Information given ▸
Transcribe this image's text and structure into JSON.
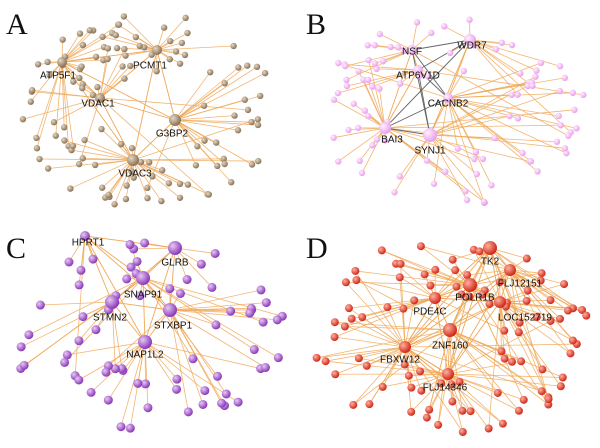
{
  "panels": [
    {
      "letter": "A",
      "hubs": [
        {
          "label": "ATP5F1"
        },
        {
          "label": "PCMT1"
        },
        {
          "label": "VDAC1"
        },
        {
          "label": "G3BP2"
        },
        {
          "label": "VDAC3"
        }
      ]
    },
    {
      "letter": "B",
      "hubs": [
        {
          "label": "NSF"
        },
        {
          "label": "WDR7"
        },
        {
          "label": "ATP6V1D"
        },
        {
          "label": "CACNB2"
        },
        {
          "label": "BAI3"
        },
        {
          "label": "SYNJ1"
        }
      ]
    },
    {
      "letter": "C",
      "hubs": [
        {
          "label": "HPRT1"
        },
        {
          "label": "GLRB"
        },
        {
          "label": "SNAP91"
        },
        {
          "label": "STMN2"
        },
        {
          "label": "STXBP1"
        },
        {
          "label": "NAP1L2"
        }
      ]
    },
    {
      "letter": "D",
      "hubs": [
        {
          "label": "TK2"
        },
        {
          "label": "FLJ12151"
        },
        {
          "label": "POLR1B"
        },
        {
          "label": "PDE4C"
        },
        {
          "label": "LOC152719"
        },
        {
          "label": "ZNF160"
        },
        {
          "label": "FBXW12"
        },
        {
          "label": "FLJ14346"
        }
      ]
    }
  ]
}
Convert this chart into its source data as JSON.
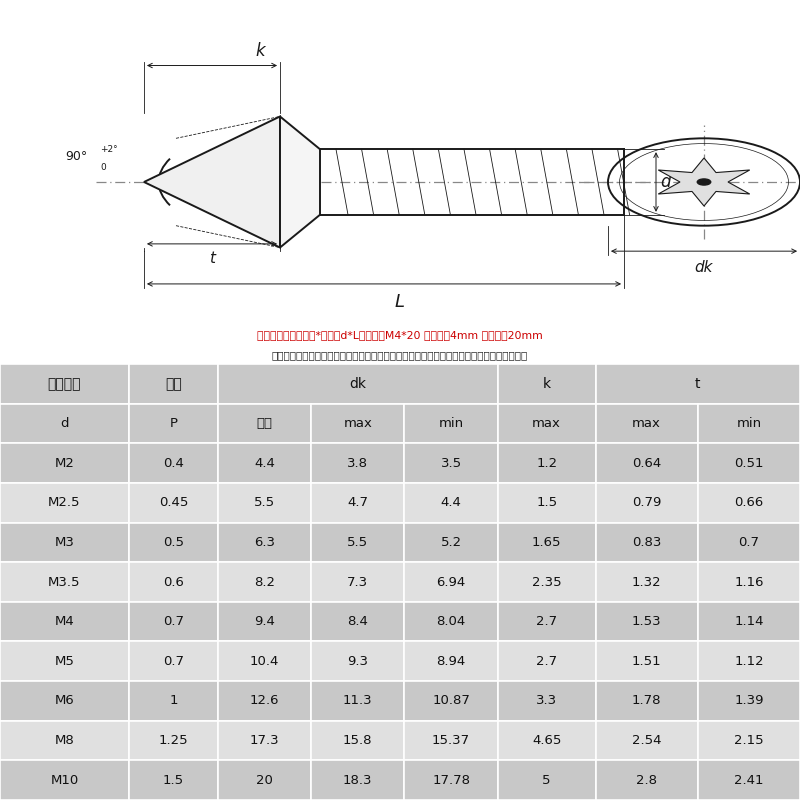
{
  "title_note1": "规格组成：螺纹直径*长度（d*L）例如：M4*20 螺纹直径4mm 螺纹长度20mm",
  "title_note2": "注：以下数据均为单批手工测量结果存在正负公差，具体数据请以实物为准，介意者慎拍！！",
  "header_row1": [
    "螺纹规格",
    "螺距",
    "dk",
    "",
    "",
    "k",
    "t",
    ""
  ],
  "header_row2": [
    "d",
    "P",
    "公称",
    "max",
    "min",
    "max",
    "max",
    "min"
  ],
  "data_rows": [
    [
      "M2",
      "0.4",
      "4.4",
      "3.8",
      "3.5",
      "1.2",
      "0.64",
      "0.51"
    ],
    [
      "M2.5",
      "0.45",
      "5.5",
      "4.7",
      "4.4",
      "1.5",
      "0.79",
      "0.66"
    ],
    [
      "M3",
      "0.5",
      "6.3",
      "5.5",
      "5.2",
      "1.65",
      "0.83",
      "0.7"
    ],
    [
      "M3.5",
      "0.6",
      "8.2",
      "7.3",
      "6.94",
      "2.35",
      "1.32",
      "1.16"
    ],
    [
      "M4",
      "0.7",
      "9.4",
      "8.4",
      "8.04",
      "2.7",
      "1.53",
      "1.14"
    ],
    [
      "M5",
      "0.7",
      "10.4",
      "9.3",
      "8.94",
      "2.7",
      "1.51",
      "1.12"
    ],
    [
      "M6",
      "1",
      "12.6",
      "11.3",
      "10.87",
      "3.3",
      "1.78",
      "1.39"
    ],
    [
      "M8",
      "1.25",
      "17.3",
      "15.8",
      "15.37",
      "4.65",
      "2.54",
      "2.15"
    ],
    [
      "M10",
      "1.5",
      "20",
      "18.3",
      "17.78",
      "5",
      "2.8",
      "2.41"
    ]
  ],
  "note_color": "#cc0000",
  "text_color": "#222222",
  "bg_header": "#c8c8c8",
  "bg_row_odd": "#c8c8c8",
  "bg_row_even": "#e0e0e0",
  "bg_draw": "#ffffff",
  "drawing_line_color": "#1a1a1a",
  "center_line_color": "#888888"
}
...
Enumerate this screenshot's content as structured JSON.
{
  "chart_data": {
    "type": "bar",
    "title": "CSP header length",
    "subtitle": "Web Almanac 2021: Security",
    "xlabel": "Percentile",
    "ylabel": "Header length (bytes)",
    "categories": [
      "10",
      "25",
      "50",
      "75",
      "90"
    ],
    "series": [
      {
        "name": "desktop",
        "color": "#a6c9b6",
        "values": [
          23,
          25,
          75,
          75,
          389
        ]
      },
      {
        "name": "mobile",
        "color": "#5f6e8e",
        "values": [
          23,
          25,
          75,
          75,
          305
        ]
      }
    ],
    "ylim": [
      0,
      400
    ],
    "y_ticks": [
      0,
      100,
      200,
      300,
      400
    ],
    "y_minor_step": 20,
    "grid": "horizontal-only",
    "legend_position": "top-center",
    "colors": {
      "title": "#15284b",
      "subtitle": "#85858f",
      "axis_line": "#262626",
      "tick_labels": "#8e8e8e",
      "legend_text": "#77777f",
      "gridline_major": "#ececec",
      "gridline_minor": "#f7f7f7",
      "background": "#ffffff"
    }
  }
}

Exercise ▸ Only the count is needed: the number of lines in the data that include the word "into".

Result of the exercise ▸ 2